> Instructions for the task:
Keep every line where the word "ylabel" appears; drop the rest.

> Listed records:
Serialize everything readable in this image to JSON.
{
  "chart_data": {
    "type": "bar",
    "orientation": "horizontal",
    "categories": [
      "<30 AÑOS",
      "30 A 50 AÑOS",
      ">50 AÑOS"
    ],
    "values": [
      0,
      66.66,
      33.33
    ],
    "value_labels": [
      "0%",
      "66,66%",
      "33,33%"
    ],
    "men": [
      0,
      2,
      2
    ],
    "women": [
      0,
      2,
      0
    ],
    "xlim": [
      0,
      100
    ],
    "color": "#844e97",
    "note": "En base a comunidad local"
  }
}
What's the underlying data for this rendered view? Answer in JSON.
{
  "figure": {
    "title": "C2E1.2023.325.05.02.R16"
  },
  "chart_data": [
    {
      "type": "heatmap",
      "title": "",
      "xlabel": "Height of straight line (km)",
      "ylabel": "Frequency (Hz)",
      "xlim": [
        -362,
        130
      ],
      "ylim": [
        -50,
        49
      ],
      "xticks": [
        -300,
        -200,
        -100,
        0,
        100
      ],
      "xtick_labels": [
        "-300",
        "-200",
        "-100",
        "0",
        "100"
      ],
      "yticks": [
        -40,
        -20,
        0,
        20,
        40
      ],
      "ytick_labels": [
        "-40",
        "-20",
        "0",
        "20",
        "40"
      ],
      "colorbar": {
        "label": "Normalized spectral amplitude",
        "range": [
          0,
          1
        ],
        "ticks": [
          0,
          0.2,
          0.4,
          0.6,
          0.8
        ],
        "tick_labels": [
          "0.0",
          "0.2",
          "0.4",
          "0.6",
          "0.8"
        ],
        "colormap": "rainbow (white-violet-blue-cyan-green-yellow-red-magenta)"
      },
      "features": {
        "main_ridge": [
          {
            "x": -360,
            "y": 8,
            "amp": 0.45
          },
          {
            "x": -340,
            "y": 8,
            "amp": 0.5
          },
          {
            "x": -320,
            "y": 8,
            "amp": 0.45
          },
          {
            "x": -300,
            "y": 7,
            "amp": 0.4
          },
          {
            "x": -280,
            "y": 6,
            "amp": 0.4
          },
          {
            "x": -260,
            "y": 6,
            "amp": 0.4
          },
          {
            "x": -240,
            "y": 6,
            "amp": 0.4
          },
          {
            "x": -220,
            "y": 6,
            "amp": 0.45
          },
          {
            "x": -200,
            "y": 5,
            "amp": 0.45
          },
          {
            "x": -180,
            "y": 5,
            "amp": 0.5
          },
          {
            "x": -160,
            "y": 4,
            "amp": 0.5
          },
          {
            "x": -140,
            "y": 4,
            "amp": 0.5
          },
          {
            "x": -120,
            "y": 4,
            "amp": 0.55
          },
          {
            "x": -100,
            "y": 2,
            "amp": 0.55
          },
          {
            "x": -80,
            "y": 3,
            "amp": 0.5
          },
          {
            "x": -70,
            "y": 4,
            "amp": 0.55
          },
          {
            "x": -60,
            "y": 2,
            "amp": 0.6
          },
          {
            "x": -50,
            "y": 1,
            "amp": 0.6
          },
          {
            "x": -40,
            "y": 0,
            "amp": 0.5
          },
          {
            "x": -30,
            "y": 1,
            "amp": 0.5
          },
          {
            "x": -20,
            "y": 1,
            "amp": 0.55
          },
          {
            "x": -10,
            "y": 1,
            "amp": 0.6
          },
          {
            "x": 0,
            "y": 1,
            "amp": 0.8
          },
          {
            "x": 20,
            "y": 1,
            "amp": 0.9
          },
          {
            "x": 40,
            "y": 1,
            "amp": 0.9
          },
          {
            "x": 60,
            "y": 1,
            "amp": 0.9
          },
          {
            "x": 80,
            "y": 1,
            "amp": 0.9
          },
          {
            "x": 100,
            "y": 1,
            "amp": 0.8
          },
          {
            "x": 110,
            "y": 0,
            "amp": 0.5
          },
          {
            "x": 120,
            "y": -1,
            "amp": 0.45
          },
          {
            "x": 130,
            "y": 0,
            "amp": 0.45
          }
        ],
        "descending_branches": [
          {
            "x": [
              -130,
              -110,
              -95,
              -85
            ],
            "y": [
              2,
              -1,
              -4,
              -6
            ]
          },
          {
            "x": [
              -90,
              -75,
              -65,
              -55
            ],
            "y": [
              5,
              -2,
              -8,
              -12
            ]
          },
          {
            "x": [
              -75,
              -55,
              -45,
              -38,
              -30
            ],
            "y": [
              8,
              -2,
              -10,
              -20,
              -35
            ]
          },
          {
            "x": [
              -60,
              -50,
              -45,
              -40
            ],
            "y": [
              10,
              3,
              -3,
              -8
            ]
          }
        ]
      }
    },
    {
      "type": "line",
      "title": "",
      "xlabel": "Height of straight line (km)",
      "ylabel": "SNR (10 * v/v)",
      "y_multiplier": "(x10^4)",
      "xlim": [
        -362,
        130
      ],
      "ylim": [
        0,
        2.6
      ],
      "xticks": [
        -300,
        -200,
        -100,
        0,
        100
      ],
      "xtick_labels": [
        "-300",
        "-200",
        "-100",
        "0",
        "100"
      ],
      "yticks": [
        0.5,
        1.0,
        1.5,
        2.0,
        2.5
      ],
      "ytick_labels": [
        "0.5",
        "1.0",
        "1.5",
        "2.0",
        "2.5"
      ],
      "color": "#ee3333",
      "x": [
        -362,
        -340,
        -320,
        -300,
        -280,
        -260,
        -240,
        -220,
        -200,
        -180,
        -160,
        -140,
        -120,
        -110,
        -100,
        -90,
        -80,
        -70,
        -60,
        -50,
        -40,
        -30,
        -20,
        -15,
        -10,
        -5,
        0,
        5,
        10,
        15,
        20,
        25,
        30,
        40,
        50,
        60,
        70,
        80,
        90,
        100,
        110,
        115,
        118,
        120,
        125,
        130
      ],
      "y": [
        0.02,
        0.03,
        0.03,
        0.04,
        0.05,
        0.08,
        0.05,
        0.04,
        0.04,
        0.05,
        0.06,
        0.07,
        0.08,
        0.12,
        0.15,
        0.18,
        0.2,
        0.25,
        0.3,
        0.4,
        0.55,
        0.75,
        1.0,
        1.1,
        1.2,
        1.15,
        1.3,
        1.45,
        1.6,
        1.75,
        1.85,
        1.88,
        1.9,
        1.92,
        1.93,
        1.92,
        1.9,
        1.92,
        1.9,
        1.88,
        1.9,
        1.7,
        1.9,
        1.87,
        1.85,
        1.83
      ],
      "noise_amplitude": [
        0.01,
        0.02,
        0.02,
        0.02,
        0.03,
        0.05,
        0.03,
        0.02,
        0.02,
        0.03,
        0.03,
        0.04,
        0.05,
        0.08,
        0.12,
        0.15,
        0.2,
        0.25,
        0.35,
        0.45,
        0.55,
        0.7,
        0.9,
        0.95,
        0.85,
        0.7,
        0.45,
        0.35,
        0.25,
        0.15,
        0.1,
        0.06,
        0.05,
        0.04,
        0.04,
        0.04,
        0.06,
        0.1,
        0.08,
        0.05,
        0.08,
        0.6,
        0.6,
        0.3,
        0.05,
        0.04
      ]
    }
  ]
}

> Problem solution:
      "ylabel": "Frequency (Hz)",
      "ylabel": "SNR (10 * v/v)",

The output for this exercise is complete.